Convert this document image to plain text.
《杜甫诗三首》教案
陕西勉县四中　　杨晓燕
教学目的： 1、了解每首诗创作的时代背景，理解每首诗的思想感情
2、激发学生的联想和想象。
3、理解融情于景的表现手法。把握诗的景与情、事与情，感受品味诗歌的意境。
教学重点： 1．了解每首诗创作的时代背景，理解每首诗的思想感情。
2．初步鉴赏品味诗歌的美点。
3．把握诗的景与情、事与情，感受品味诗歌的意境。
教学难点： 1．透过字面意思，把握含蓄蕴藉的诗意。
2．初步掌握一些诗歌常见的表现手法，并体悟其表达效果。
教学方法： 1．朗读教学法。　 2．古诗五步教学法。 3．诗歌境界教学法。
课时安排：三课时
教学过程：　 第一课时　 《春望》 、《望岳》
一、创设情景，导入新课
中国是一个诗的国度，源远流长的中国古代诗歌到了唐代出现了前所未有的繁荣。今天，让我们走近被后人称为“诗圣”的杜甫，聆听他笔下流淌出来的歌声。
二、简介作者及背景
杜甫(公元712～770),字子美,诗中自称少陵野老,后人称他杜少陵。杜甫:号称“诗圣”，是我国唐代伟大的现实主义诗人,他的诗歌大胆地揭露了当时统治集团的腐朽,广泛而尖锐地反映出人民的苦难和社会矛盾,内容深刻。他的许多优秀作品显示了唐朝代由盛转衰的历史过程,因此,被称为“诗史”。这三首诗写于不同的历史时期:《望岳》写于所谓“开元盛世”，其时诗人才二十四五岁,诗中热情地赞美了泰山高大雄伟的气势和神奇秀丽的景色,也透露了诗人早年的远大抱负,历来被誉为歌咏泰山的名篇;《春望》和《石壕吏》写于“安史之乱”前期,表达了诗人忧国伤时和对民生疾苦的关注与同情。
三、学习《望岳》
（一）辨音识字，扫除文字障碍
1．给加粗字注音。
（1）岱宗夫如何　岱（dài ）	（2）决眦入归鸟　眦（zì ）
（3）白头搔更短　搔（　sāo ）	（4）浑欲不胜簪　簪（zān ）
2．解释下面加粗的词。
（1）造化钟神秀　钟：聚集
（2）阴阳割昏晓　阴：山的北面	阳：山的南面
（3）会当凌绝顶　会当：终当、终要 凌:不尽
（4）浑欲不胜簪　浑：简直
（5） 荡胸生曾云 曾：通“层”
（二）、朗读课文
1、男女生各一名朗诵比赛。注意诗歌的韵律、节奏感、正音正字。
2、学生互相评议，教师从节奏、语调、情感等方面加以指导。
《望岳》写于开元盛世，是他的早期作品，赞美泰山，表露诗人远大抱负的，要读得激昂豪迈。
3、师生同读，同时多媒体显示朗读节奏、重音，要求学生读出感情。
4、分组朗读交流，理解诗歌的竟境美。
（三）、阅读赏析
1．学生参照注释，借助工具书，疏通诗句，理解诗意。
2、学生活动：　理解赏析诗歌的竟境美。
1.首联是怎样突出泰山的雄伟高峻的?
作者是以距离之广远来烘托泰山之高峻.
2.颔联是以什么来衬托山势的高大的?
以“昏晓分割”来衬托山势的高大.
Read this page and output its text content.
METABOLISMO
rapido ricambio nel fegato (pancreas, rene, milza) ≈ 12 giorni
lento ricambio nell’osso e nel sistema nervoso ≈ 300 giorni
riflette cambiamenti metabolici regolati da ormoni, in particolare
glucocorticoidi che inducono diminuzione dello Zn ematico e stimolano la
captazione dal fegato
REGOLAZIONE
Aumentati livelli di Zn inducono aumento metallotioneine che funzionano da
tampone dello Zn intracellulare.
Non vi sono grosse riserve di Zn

AIM:
Give back the whole listing, word for word.

TASK RESULT:
Convert this document image to plain text.
《杜甫诗三首》教案
陕西勉县四中　　杨晓燕
教学目的： 1、了解每首诗创作的时代背景，理解每首诗的思想感情
2、激发学生的联想和想象。
3、理解融情于景的表现手法。把握诗的景与情、事与情，感受品味诗歌的意境。
教学重点： 1．了解每首诗创作的时代背景，理解每首诗的思想感情。
2．初步鉴赏品味诗歌的美点。
3．把握诗的景与情、事与情，感受品味诗歌的意境。
教学难点： 1．透过字面意思，把握含蓄蕴藉的诗意。
2．初步掌握一些诗歌常见的表现手法，并体悟其表达效果。
教学方法： 1．朗读教学法。　 2．古诗五步教学法。 3．诗歌境界教学法。
课时安排：三课时
教学过程：　 第一课时　 《春望》 、《望岳》
一、创设情景，导入新课
中国是一个诗的国度，源远流长的中国古代诗歌到了唐代出现了前所未有的繁荣。今天，让我们走近被后人称为“诗圣”的杜甫，聆听他笔下流淌出来的歌声。
二、简介作者及背景
杜甫(公元712～770),字子美,诗中自称少陵野老,后人称他杜少陵。杜甫:号称“诗圣”，是我国唐代伟大的现实主义诗人,他的诗歌大胆地揭露了当时统治集团的腐朽,广泛而尖锐地反映出人民的苦难和社会矛盾,内容深刻。他的许多优秀作品显示了唐朝代由盛转衰的历史过程,因此,被称为“诗史”。这三首诗写于不同的历史时期:《望岳》写于所谓“开元盛世”，其时诗人才二十四五岁,诗中热情地赞美了泰山高大雄伟的气势和神奇秀丽的景色,也透露了诗人早年的远大抱负,历来被誉为歌咏泰山的名篇;《春望》和《石壕吏》写于“安史之乱”前期,表达了诗人忧国伤时和对民生疾苦的关注与同情。
三、学习《望岳》
（一）辨音识字，扫除文字障碍
1．给加粗字注音。
（1）岱宗夫如何　岱（dài ）	（2）决眦入归鸟　眦（zì ）
（3）白头搔更短　搔（　sāo ）	（4）浑欲不胜簪　簪（zān ）
2．解释下面加粗的词。
（1）造化钟神秀　钟：聚集
（2）阴阳割昏晓　阴：山的北面	阳：山的南面
（3）会当凌绝顶　会当：终当、终要 凌:不尽
（4）浑欲不胜簪　浑：简直
（5） 荡胸生曾云 曾：通“层”
（二）、朗读课文
1、男女生各一名朗诵比赛。注意诗歌的韵律、节奏感、正音正字。
2、学生互相评议，教师从节奏、语调、情感等方面加以指导。
《望岳》写于开元盛世，是他的早期作品，赞美泰山，表露诗人远大抱负的，要读得激昂豪迈。
3、师生同读，同时多媒体显示朗读节奏、重音，要求学生读出感情。
4、分组朗读交流，理解诗歌的竟境美。
（三）、阅读赏析
1．学生参照注释，借助工具书，疏通诗句，理解诗意。
2、学生活动：　理解赏析诗歌的竟境美。
1.首联是怎样突出泰山的雄伟高峻的?
作者是以距离之广远来烘托泰山之高峻.
2.颔联是以什么来衬托山势的高大的?
以“昏晓分割”来衬托山势的高大.
Read this page and output its text content.
METABOLISMO
rapido ricambio nel fegato (pancreas, rene, milza) ≈ 12 giorni
lento ricambio nell’osso e nel sistema nervoso ≈ 300 giorni
riflette cambiamenti metabolici regolati da ormoni, in particolare
glucocorticoidi che inducono diminuzione dello Zn ematico e stimolano la
captazione dal fegato
REGOLAZIONE
Aumentati livelli di Zn inducono aumento metallotioneine che funzionano da
tampone dello Zn intracellulare.
Non vi sono grosse riserve di Zn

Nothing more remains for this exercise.